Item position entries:
※

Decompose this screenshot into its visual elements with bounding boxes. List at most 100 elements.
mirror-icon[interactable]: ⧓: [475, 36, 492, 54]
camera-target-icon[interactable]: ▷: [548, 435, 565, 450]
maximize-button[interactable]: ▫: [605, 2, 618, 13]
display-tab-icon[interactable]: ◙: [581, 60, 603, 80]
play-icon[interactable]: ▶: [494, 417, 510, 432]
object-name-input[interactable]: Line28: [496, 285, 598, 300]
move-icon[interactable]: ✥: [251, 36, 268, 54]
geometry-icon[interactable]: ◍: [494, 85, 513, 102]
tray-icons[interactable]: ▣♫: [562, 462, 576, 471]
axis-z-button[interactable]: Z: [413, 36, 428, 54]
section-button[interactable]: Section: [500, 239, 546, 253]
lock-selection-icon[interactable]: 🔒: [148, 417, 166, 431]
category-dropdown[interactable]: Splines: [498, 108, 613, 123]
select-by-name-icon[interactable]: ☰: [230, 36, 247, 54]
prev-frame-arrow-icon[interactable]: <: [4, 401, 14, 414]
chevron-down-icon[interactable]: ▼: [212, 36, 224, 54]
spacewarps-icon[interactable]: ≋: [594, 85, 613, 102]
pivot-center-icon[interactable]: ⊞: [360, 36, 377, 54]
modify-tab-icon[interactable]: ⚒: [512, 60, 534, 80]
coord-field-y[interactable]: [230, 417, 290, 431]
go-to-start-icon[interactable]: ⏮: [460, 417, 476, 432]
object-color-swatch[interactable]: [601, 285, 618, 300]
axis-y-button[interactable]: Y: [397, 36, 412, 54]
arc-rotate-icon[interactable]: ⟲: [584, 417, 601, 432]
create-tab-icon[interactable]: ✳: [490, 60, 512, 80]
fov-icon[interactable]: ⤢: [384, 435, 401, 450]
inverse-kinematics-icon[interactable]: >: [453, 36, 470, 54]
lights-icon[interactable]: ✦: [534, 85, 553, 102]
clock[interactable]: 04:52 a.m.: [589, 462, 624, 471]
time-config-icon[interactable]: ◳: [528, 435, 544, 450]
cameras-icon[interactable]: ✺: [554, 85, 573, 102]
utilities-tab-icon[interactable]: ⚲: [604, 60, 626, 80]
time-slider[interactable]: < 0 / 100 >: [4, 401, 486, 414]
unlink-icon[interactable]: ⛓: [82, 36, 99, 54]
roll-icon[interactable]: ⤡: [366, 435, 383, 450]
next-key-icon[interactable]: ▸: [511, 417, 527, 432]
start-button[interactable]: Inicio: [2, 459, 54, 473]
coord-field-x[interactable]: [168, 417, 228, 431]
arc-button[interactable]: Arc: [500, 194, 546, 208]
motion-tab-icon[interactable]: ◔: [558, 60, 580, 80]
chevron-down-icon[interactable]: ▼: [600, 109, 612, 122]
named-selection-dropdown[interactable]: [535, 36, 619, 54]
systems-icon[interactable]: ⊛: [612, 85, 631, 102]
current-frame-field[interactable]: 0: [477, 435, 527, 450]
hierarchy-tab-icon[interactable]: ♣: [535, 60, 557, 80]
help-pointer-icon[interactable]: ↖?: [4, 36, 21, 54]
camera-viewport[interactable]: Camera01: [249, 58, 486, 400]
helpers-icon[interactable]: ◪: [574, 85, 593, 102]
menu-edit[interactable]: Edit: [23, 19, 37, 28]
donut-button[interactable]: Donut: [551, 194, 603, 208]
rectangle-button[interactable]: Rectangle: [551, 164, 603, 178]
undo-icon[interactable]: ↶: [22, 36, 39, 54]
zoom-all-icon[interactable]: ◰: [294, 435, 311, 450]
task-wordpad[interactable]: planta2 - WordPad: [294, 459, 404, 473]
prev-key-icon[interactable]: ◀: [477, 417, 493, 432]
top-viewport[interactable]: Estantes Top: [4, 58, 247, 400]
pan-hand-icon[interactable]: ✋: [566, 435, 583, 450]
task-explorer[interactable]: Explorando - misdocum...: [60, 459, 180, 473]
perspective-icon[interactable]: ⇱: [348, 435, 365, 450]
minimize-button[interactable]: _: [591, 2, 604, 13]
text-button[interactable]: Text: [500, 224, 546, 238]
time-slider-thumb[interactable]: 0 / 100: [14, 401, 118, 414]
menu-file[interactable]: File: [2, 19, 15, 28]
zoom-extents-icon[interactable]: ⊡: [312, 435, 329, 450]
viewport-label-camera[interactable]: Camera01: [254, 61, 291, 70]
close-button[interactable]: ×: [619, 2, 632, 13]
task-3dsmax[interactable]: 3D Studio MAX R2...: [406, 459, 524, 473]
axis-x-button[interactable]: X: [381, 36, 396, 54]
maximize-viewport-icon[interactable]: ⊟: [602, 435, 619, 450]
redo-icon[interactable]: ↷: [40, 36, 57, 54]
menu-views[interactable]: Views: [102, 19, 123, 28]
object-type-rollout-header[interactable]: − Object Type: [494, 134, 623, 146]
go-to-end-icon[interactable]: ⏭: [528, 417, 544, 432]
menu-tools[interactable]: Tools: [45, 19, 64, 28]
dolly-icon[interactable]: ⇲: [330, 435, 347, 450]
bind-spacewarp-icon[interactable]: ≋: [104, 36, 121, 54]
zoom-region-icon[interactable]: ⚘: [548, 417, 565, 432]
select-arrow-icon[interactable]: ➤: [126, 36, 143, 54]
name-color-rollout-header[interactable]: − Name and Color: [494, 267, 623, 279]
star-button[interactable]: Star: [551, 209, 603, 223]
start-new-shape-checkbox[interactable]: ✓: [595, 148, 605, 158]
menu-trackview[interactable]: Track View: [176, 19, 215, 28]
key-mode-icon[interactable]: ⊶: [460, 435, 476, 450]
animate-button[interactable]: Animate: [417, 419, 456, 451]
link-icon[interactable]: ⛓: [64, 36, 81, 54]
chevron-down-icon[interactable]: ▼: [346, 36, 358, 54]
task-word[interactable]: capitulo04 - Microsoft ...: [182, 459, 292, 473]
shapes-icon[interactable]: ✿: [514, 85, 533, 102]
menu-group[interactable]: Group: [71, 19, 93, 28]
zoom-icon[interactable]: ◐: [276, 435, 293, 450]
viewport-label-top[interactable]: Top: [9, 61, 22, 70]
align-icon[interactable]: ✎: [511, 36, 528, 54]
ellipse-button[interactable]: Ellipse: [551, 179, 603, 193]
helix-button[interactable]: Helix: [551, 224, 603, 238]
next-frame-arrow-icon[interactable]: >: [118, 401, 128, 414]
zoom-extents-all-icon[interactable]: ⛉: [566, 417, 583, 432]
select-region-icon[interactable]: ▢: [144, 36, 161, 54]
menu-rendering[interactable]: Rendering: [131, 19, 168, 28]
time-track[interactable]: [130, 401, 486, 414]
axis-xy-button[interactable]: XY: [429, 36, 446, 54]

※

DESCRIPTION OF THE TASK: Reproduce the lines above word for word, from the first line up to and including the line with "next-key-icon[interactable]: ▸: [511, 417, 527, 432]".

WRITTEN RESPONSE:
Decompose this screenshot into its visual elements with bounding boxes. List at most 100 elements.
mirror-icon[interactable]: ⧓: [475, 36, 492, 54]
camera-target-icon[interactable]: ▷: [548, 435, 565, 450]
maximize-button[interactable]: ▫: [605, 2, 618, 13]
display-tab-icon[interactable]: ◙: [581, 60, 603, 80]
play-icon[interactable]: ▶: [494, 417, 510, 432]
object-name-input[interactable]: Line28: [496, 285, 598, 300]
move-icon[interactable]: ✥: [251, 36, 268, 54]
geometry-icon[interactable]: ◍: [494, 85, 513, 102]
tray-icons[interactable]: ▣♫: [562, 462, 576, 471]
axis-z-button[interactable]: Z: [413, 36, 428, 54]
section-button[interactable]: Section: [500, 239, 546, 253]
lock-selection-icon[interactable]: 🔒: [148, 417, 166, 431]
category-dropdown[interactable]: Splines: [498, 108, 613, 123]
select-by-name-icon[interactable]: ☰: [230, 36, 247, 54]
prev-frame-arrow-icon[interactable]: <: [4, 401, 14, 414]
chevron-down-icon[interactable]: ▼: [212, 36, 224, 54]
spacewarps-icon[interactable]: ≋: [594, 85, 613, 102]
pivot-center-icon[interactable]: ⊞: [360, 36, 377, 54]
modify-tab-icon[interactable]: ⚒: [512, 60, 534, 80]
coord-field-y[interactable]: [230, 417, 290, 431]
go-to-start-icon[interactable]: ⏮: [460, 417, 476, 432]
object-color-swatch[interactable]: [601, 285, 618, 300]
axis-y-button[interactable]: Y: [397, 36, 412, 54]
arc-rotate-icon[interactable]: ⟲: [584, 417, 601, 432]
create-tab-icon[interactable]: ✳: [490, 60, 512, 80]
fov-icon[interactable]: ⤢: [384, 435, 401, 450]
inverse-kinematics-icon[interactable]: >: [453, 36, 470, 54]
lights-icon[interactable]: ✦: [534, 85, 553, 102]
clock[interactable]: 04:52 a.m.: [589, 462, 624, 471]
time-config-icon[interactable]: ◳: [528, 435, 544, 450]
cameras-icon[interactable]: ✺: [554, 85, 573, 102]
utilities-tab-icon[interactable]: ⚲: [604, 60, 626, 80]
time-slider[interactable]: < 0 / 100 >: [4, 401, 486, 414]
unlink-icon[interactable]: ⛓: [82, 36, 99, 54]
roll-icon[interactable]: ⤡: [366, 435, 383, 450]
next-key-icon[interactable]: ▸: [511, 417, 527, 432]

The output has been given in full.